**MATERIAL FOR THE TASK**.
◆ ◆ ◆ ◆

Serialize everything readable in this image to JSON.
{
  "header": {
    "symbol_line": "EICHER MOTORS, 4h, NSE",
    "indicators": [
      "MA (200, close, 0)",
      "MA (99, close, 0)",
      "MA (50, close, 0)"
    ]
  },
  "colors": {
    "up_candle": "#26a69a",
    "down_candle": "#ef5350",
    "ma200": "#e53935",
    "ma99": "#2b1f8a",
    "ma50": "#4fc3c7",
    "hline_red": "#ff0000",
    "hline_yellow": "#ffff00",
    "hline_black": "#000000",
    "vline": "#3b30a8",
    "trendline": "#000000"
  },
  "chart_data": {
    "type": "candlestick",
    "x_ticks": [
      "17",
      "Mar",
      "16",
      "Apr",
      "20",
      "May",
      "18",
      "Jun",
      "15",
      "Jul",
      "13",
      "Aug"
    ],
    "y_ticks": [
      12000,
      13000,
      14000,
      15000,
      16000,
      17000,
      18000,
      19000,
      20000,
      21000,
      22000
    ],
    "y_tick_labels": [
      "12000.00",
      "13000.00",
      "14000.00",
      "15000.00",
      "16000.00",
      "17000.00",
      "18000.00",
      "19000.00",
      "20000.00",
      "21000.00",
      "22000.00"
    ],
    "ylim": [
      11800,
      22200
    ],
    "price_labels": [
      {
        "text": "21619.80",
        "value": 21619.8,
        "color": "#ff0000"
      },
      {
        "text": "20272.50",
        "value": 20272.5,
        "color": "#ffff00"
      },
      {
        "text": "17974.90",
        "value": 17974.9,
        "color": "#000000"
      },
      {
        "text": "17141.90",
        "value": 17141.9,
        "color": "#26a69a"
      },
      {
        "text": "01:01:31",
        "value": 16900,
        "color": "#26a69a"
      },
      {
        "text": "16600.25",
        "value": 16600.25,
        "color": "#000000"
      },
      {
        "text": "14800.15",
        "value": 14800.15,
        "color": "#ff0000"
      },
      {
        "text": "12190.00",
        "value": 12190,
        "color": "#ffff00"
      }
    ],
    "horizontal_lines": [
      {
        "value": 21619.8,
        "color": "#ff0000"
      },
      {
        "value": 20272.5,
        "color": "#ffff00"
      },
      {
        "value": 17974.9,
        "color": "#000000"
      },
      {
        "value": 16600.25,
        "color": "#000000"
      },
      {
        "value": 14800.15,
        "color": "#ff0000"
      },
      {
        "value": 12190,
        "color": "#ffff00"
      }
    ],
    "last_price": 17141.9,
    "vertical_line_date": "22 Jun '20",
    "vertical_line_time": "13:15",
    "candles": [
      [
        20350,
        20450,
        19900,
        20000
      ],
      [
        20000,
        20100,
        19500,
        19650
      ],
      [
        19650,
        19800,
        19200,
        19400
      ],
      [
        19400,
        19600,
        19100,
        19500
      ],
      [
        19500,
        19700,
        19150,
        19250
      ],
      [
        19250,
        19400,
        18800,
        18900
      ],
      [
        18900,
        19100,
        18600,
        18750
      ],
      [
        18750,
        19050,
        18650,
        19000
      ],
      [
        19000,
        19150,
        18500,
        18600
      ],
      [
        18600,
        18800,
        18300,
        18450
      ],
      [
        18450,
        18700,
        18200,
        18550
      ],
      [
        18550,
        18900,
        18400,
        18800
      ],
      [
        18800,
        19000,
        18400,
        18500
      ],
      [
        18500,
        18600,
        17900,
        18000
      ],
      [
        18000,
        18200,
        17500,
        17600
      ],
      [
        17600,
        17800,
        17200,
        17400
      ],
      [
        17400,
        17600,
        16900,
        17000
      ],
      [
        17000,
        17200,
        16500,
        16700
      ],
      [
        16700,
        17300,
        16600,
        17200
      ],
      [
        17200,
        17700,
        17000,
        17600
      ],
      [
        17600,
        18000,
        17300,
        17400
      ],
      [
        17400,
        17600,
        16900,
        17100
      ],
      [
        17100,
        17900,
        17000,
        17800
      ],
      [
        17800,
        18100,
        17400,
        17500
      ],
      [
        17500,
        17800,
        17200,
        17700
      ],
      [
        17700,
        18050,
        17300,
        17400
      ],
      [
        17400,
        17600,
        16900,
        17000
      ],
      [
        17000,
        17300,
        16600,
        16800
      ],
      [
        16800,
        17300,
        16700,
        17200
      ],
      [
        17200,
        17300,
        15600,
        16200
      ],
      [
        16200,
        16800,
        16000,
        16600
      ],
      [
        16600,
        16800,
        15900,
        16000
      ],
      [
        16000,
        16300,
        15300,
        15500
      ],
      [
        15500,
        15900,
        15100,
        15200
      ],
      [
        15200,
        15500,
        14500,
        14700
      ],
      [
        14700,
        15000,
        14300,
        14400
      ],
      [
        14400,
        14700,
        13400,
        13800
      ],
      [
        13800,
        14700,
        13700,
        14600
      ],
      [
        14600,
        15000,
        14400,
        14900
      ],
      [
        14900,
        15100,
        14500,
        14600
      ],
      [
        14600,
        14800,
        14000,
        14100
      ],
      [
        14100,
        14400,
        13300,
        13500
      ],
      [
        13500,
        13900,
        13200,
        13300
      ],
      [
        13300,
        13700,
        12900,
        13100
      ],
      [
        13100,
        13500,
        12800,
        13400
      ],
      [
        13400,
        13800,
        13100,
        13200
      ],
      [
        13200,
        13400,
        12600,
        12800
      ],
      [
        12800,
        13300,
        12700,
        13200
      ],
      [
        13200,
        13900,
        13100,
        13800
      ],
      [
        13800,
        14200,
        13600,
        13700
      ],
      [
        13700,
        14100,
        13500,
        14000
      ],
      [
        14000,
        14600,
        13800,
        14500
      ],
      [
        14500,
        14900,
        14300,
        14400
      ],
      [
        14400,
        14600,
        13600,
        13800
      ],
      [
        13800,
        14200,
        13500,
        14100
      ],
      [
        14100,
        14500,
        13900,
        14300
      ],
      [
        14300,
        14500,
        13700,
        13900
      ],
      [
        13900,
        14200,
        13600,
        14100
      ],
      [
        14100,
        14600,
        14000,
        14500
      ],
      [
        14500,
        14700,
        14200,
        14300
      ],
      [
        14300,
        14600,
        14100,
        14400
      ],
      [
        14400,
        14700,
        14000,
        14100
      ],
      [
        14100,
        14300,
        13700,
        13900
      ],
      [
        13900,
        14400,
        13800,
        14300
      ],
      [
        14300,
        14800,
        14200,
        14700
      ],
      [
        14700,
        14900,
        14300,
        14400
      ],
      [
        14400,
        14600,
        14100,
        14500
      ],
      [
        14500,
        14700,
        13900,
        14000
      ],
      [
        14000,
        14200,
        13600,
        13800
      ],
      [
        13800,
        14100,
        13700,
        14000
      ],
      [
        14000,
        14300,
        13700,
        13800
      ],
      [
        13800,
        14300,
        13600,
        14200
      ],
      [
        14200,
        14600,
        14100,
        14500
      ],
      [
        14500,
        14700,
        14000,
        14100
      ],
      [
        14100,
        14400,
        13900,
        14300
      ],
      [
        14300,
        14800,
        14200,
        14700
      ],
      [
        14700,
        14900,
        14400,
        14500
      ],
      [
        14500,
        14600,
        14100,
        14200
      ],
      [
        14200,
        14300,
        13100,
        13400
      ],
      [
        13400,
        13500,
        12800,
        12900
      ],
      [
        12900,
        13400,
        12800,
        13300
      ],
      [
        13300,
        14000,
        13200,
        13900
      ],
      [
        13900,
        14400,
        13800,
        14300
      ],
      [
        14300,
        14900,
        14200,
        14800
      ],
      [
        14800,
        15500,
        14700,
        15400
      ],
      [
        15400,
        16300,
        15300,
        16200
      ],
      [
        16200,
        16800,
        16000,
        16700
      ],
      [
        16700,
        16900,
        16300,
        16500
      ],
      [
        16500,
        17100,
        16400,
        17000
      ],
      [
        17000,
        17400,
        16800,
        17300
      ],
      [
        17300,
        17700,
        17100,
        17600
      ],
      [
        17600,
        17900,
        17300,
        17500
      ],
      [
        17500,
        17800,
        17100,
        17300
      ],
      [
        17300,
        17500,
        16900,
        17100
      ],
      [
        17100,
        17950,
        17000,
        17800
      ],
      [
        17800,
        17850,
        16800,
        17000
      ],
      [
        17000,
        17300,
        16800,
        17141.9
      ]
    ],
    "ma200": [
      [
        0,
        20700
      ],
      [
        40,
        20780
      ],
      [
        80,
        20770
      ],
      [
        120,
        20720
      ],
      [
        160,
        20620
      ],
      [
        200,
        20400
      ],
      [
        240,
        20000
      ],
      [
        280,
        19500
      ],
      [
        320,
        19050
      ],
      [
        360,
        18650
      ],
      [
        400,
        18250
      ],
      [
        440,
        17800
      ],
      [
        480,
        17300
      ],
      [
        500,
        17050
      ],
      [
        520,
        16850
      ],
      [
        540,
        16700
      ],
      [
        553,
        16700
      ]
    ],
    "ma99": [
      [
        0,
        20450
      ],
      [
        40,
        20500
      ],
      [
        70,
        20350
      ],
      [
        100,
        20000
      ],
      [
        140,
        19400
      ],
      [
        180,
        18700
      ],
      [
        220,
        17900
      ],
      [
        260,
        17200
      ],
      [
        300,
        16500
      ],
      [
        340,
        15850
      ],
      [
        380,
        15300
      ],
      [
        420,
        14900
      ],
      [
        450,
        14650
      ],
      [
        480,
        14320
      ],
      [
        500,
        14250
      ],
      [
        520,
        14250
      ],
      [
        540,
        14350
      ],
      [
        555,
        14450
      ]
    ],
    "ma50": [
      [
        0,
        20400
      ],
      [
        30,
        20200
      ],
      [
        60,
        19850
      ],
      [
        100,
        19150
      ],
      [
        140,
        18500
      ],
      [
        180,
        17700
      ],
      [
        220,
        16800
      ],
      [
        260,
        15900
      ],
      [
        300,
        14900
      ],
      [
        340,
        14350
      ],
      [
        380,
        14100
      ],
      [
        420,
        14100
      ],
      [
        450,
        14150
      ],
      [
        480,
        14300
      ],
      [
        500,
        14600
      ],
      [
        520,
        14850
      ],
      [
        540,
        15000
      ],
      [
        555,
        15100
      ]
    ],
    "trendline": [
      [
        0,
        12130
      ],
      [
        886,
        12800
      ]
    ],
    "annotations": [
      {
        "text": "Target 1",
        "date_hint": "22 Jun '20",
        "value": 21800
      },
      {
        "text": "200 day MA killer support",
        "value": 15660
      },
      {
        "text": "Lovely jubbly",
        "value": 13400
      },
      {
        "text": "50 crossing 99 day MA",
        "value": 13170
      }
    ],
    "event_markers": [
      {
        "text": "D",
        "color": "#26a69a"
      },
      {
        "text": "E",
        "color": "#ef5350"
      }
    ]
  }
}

◆ ◆ ◆ ◆

**OBJECTIVE**.
For the entries above, state how many lines contain the word "close". Provide the number by itself.

**RESULT FOR THIS EXERCISE**.
3